▸ TASK INSTRUCTIONS
Output the entries verbatim, including every line.

▸ ITEMS
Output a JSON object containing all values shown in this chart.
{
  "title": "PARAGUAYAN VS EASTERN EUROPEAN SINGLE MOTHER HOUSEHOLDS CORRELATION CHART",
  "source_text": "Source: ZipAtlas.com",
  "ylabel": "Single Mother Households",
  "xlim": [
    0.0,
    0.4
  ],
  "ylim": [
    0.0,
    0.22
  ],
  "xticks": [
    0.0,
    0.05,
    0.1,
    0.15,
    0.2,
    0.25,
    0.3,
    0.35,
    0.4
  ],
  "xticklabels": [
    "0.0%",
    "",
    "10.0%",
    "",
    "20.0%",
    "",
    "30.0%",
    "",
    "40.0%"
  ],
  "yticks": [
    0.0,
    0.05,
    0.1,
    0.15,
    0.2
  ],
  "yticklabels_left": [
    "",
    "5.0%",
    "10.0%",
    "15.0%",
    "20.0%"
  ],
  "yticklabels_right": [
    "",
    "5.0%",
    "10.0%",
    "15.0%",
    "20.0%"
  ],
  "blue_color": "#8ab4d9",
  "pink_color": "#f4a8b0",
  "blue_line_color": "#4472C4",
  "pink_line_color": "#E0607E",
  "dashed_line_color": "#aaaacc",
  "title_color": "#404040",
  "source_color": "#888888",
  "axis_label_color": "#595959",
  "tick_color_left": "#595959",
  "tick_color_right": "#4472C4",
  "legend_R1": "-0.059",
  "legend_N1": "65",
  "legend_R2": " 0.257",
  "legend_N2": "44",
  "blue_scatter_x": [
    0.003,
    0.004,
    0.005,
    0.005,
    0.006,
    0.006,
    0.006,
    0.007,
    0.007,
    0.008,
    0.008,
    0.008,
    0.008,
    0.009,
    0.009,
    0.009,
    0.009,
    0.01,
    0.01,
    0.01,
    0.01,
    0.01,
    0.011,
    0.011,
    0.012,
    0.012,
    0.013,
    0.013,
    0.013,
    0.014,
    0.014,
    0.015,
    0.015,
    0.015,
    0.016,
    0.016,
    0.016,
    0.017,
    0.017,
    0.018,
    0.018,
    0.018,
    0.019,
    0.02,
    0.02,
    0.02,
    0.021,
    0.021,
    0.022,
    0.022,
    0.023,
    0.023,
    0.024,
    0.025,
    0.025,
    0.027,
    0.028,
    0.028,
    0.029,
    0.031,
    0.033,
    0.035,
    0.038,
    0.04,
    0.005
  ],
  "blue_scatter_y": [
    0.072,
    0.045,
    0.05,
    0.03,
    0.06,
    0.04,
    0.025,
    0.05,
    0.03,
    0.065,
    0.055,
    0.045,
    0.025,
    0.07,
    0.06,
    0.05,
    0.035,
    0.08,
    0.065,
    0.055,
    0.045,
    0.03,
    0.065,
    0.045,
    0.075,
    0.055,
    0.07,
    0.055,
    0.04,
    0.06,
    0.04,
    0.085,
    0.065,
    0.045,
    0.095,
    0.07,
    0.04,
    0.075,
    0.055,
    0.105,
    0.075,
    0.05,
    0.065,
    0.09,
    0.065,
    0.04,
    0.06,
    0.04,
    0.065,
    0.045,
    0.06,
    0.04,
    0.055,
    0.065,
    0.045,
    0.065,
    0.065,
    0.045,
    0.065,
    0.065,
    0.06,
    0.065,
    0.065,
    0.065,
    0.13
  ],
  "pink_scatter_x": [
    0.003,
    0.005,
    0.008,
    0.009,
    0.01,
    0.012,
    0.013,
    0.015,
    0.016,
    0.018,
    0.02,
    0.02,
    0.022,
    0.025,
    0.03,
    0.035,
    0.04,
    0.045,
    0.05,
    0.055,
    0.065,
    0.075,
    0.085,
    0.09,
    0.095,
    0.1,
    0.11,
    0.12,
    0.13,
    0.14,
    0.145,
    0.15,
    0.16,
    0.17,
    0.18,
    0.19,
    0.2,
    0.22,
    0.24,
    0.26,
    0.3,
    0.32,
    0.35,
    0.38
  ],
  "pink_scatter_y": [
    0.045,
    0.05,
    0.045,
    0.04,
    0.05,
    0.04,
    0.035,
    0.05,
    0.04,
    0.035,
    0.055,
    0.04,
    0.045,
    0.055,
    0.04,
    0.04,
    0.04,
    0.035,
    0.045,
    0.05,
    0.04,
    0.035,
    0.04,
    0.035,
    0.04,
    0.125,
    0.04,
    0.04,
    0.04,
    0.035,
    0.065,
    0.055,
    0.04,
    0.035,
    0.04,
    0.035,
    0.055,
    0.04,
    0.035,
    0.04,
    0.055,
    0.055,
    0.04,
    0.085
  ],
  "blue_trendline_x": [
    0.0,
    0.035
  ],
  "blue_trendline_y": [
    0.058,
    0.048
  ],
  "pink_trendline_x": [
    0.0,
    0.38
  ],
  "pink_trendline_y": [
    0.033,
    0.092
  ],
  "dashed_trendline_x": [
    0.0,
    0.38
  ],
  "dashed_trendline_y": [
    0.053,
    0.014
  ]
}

▸ REPLY TO THE EXERCISE
Output a JSON object containing all values shown in this chart.
{
  "title": "PARAGUAYAN VS EASTERN EUROPEAN SINGLE MOTHER HOUSEHOLDS CORRELATION CHART",
  "source_text": "Source: ZipAtlas.com",
  "ylabel": "Single Mother Households",
  "xlim": [
    0.0,
    0.4
  ],
  "ylim": [
    0.0,
    0.22
  ],
  "xticks": [
    0.0,
    0.05,
    0.1,
    0.15,
    0.2,
    0.25,
    0.3,
    0.35,
    0.4
  ],
  "xticklabels": [
    "0.0%",
    "",
    "10.0%",
    "",
    "20.0%",
    "",
    "30.0%",
    "",
    "40.0%"
  ],
  "yticks": [
    0.0,
    0.05,
    0.1,
    0.15,
    0.2
  ],
  "yticklabels_left": [
    "",
    "5.0%",
    "10.0%",
    "15.0%",
    "20.0%"
  ],
  "yticklabels_right": [
    "",
    "5.0%",
    "10.0%",
    "15.0%",
    "20.0%"
  ],
  "blue_color": "#8ab4d9",
  "pink_color": "#f4a8b0",
  "blue_line_color": "#4472C4",
  "pink_line_color": "#E0607E",
  "dashed_line_color": "#aaaacc",
  "title_color": "#404040",
  "source_color": "#888888",
  "axis_label_color": "#595959",
  "tick_color_left": "#595959",
  "tick_color_right": "#4472C4",
  "legend_R1": "-0.059",
  "legend_N1": "65",
  "legend_R2": " 0.257",
  "legend_N2": "44",
  "blue_scatter_x": [
    0.003,
    0.004,
    0.005,
    0.005,
    0.006,
    0.006,
    0.006,
    0.007,
    0.007,
    0.008,
    0.008,
    0.008,
    0.008,
    0.009,
    0.009,
    0.009,
    0.009,
    0.01,
    0.01,
    0.01,
    0.01,
    0.01,
    0.011,
    0.011,
    0.012,
    0.012,
    0.013,
    0.013,
    0.013,
    0.014,
    0.014,
    0.015,
    0.015,
    0.015,
    0.016,
    0.016,
    0.016,
    0.017,
    0.017,
    0.018,
    0.018,
    0.018,
    0.019,
    0.02,
    0.02,
    0.02,
    0.021,
    0.021,
    0.022,
    0.022,
    0.023,
    0.023,
    0.024,
    0.025,
    0.025,
    0.027,
    0.028,
    0.028,
    0.029,
    0.031,
    0.033,
    0.035,
    0.038,
    0.04,
    0.005
  ],
  "blue_scatter_y": [
    0.072,
    0.045,
    0.05,
    0.03,
    0.06,
    0.04,
    0.025,
    0.05,
    0.03,
    0.065,
    0.055,
    0.045,
    0.025,
    0.07,
    0.06,
    0.05,
    0.035,
    0.08,
    0.065,
    0.055,
    0.045,
    0.03,
    0.065,
    0.045,
    0.075,
    0.055,
    0.07,
    0.055,
    0.04,
    0.06,
    0.04,
    0.085,
    0.065,
    0.045,
    0.095,
    0.07,
    0.04,
    0.075,
    0.055,
    0.105,
    0.075,
    0.05,
    0.065,
    0.09,
    0.065,
    0.04,
    0.06,
    0.04,
    0.065,
    0.045,
    0.06,
    0.04,
    0.055,
    0.065,
    0.045,
    0.065,
    0.065,
    0.045,
    0.065,
    0.065,
    0.06,
    0.065,
    0.065,
    0.065,
    0.13
  ],
  "pink_scatter_x": [
    0.003,
    0.005,
    0.008,
    0.009,
    0.01,
    0.012,
    0.013,
    0.015,
    0.016,
    0.018,
    0.02,
    0.02,
    0.022,
    0.025,
    0.03,
    0.035,
    0.04,
    0.045,
    0.05,
    0.055,
    0.065,
    0.075,
    0.085,
    0.09,
    0.095,
    0.1,
    0.11,
    0.12,
    0.13,
    0.14,
    0.145,
    0.15,
    0.16,
    0.17,
    0.18,
    0.19,
    0.2,
    0.22,
    0.24,
    0.26,
    0.3,
    0.32,
    0.35,
    0.38
  ],
  "pink_scatter_y": [
    0.045,
    0.05,
    0.045,
    0.04,
    0.05,
    0.04,
    0.035,
    0.05,
    0.04,
    0.035,
    0.055,
    0.04,
    0.045,
    0.055,
    0.04,
    0.04,
    0.04,
    0.035,
    0.045,
    0.05,
    0.04,
    0.035,
    0.04,
    0.035,
    0.04,
    0.125,
    0.04,
    0.04,
    0.04,
    0.035,
    0.065,
    0.055,
    0.04,
    0.035,
    0.04,
    0.035,
    0.055,
    0.04,
    0.035,
    0.04,
    0.055,
    0.055,
    0.04,
    0.085
  ],
  "blue_trendline_x": [
    0.0,
    0.035
  ],
  "blue_trendline_y": [
    0.058,
    0.048
  ],
  "pink_trendline_x": [
    0.0,
    0.38
  ],
  "pink_trendline_y": [
    0.033,
    0.092
  ],
  "dashed_trendline_x": [
    0.0,
    0.38
  ],
  "dashed_trendline_y": [
    0.053,
    0.014
  ]
}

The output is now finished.